Nothing in the records may be left out or altered; reproduce them all exactly.

▶ _Supplied information_
[Begin]
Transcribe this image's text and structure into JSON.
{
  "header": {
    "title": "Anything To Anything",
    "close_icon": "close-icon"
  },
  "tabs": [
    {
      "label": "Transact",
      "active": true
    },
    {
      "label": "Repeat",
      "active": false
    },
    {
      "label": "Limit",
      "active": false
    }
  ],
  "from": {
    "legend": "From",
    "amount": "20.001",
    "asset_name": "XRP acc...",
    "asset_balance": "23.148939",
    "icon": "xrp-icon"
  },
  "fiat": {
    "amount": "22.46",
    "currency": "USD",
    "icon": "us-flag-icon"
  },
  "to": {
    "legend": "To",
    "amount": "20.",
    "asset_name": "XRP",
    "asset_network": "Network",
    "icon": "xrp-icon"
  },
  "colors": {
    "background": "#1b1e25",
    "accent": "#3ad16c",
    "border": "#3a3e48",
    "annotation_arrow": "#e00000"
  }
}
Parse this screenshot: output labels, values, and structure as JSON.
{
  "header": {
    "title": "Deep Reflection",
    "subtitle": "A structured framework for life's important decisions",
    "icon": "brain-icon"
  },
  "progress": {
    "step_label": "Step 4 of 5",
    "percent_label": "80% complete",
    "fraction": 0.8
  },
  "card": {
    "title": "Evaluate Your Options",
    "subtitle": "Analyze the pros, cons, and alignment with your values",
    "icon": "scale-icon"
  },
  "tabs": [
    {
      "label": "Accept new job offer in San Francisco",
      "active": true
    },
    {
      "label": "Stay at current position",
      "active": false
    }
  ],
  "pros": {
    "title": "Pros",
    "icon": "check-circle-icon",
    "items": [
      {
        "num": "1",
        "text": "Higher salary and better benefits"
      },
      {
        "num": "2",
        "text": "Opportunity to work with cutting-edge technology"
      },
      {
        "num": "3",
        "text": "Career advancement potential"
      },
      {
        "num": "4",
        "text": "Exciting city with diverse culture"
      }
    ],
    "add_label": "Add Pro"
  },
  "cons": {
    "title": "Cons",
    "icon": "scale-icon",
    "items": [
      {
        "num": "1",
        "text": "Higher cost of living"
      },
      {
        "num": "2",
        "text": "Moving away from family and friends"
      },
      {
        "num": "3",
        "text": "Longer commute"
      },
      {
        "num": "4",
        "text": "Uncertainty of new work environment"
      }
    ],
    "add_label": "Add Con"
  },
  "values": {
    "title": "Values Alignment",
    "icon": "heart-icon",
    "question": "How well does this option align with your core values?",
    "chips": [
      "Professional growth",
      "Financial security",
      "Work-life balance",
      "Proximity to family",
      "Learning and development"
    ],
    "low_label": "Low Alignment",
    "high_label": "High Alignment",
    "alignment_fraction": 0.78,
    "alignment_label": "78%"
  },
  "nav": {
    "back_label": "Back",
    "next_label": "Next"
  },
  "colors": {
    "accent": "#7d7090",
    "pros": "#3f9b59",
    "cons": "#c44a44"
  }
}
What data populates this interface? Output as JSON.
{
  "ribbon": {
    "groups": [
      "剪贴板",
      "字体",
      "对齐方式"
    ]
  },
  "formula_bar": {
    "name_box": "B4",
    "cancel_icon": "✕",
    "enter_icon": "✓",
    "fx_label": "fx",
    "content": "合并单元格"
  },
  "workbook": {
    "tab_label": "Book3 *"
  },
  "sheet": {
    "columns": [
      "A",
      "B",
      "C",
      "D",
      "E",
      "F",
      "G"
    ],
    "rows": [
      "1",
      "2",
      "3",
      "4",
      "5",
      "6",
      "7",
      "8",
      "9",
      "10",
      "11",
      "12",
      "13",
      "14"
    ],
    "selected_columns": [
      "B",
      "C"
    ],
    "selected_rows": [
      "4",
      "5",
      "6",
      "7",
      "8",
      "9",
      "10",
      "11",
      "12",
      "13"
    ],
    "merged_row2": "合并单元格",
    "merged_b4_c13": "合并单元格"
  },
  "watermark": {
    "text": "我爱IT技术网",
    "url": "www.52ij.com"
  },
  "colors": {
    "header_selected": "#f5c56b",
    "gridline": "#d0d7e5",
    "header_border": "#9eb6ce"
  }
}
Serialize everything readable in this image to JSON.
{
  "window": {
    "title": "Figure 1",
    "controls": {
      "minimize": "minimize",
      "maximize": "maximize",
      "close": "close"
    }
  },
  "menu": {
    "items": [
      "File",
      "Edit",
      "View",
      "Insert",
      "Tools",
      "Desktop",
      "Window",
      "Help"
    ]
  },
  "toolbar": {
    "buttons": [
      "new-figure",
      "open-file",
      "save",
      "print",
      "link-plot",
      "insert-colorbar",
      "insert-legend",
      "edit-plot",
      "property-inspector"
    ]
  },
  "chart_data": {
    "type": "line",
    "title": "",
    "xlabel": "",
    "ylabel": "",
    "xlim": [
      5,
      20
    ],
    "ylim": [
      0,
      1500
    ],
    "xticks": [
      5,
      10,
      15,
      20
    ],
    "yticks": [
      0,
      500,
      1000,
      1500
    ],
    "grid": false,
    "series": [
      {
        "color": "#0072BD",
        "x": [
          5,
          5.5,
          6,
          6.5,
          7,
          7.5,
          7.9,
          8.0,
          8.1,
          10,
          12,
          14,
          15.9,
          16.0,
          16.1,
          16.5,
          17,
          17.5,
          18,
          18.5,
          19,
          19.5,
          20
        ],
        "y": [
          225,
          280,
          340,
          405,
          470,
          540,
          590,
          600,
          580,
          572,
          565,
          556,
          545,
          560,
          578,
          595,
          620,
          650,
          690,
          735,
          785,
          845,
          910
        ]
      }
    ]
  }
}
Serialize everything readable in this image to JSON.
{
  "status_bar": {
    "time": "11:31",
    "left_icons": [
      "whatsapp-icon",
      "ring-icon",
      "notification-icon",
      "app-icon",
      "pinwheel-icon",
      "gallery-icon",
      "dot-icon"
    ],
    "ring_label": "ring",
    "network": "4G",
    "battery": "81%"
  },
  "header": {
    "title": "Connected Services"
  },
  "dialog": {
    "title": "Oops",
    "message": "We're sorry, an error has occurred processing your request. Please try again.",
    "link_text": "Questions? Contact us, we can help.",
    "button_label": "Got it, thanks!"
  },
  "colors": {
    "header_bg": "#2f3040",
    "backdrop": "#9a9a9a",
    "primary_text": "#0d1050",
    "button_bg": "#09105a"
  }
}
[End]
▶ _Response to this task_
Transcribe this image's text and structure into JSON.
{
  "header": {
    "title": "Anything To Anything",
    "close_icon": "close-icon"
  },
  "tabs": [
    {
      "label": "Transact",
      "active": true
    },
    {
      "label": "Repeat",
      "active": false
    },
    {
      "label": "Limit",
      "active": false
    }
  ],
  "from": {
    "legend": "From",
    "amount": "20.001",
    "asset_name": "XRP acc...",
    "asset_balance": "23.148939",
    "icon": "xrp-icon"
  },
  "fiat": {
    "amount": "22.46",
    "currency": "USD",
    "icon": "us-flag-icon"
  },
  "to": {
    "legend": "To",
    "amount": "20.",
    "asset_name": "XRP",
    "asset_network": "Network",
    "icon": "xrp-icon"
  },
  "colors": {
    "background": "#1b1e25",
    "accent": "#3ad16c",
    "border": "#3a3e48",
    "annotation_arrow": "#e00000"
  }
}
Parse this screenshot: output labels, values, and structure as JSON.
{
  "header": {
    "title": "Deep Reflection",
    "subtitle": "A structured framework for life's important decisions",
    "icon": "brain-icon"
  },
  "progress": {
    "step_label": "Step 4 of 5",
    "percent_label": "80% complete",
    "fraction": 0.8
  },
  "card": {
    "title": "Evaluate Your Options",
    "subtitle": "Analyze the pros, cons, and alignment with your values",
    "icon": "scale-icon"
  },
  "tabs": [
    {
      "label": "Accept new job offer in San Francisco",
      "active": true
    },
    {
      "label": "Stay at current position",
      "active": false
    }
  ],
  "pros": {
    "title": "Pros",
    "icon": "check-circle-icon",
    "items": [
      {
        "num": "1",
        "text": "Higher salary and better benefits"
      },
      {
        "num": "2",
        "text": "Opportunity to work with cutting-edge technology"
      },
      {
        "num": "3",
        "text": "Career advancement potential"
      },
      {
        "num": "4",
        "text": "Exciting city with diverse culture"
      }
    ],
    "add_label": "Add Pro"
  },
  "cons": {
    "title": "Cons",
    "icon": "scale-icon",
    "items": [
      {
        "num": "1",
        "text": "Higher cost of living"
      },
      {
        "num": "2",
        "text": "Moving away from family and friends"
      },
      {
        "num": "3",
        "text": "Longer commute"
      },
      {
        "num": "4",
        "text": "Uncertainty of new work environment"
      }
    ],
    "add_label": "Add Con"
  },
  "values": {
    "title": "Values Alignment",
    "icon": "heart-icon",
    "question": "How well does this option align with your core values?",
    "chips": [
      "Professional growth",
      "Financial security",
      "Work-life balance",
      "Proximity to family",
      "Learning and development"
    ],
    "low_label": "Low Alignment",
    "high_label": "High Alignment",
    "alignment_fraction": 0.78,
    "alignment_label": "78%"
  },
  "nav": {
    "back_label": "Back",
    "next_label": "Next"
  },
  "colors": {
    "accent": "#7d7090",
    "pros": "#3f9b59",
    "cons": "#c44a44"
  }
}
What data populates this interface? Output as JSON.
{
  "ribbon": {
    "groups": [
      "剪贴板",
      "字体",
      "对齐方式"
    ]
  },
  "formula_bar": {
    "name_box": "B4",
    "cancel_icon": "✕",
    "enter_icon": "✓",
    "fx_label": "fx",
    "content": "合并单元格"
  },
  "workbook": {
    "tab_label": "Book3 *"
  },
  "sheet": {
    "columns": [
      "A",
      "B",
      "C",
      "D",
      "E",
      "F",
      "G"
    ],
    "rows": [
      "1",
      "2",
      "3",
      "4",
      "5",
      "6",
      "7",
      "8",
      "9",
      "10",
      "11",
      "12",
      "13",
      "14"
    ],
    "selected_columns": [
      "B",
      "C"
    ],
    "selected_rows": [
      "4",
      "5",
      "6",
      "7",
      "8",
      "9",
      "10",
      "11",
      "12",
      "13"
    ],
    "merged_row2": "合并单元格",
    "merged_b4_c13": "合并单元格"
  },
  "watermark": {
    "text": "我爱IT技术网",
    "url": "www.52ij.com"
  },
  "colors": {
    "header_selected": "#f5c56b",
    "gridline": "#d0d7e5",
    "header_border": "#9eb6ce"
  }
}
Serialize everything readable in this image to JSON.
{
  "window": {
    "title": "Figure 1",
    "controls": {
      "minimize": "minimize",
      "maximize": "maximize",
      "close": "close"
    }
  },
  "menu": {
    "items": [
      "File",
      "Edit",
      "View",
      "Insert",
      "Tools",
      "Desktop",
      "Window",
      "Help"
    ]
  },
  "toolbar": {
    "buttons": [
      "new-figure",
      "open-file",
      "save",
      "print",
      "link-plot",
      "insert-colorbar",
      "insert-legend",
      "edit-plot",
      "property-inspector"
    ]
  },
  "chart_data": {
    "type": "line",
    "title": "",
    "xlabel": "",
    "ylabel": "",
    "xlim": [
      5,
      20
    ],
    "ylim": [
      0,
      1500
    ],
    "xticks": [
      5,
      10,
      15,
      20
    ],
    "yticks": [
      0,
      500,
      1000,
      1500
    ],
    "grid": false,
    "series": [
      {
        "color": "#0072BD",
        "x": [
          5,
          5.5,
          6,
          6.5,
          7,
          7.5,
          7.9,
          8.0,
          8.1,
          10,
          12,
          14,
          15.9,
          16.0,
          16.1,
          16.5,
          17,
          17.5,
          18,
          18.5,
          19,
          19.5,
          20
        ],
        "y": [
          225,
          280,
          340,
          405,
          470,
          540,
          590,
          600,
          580,
          572,
          565,
          556,
          545,
          560,
          578,
          595,
          620,
          650,
          690,
          735,
          785,
          845,
          910
        ]
      }
    ]
  }
}
Serialize everything readable in this image to JSON.
{
  "status_bar": {
    "time": "11:31",
    "left_icons": [
      "whatsapp-icon",
      "ring-icon",
      "notification-icon",
      "app-icon",
      "pinwheel-icon",
      "gallery-icon",
      "dot-icon"
    ],
    "ring_label": "ring",
    "network": "4G",
    "battery": "81%"
  },
  "header": {
    "title": "Connected Services"
  },
  "dialog": {
    "title": "Oops",
    "message": "We're sorry, an error has occurred processing your request. Please try again.",
    "link_text": "Questions? Contact us, we can help.",
    "button_label": "Got it, thanks!"
  },
  "colors": {
    "header_bg": "#2f3040",
    "backdrop": "#9a9a9a",
    "primary_text": "#0d1050",
    "button_bg": "#09105a"
  }
}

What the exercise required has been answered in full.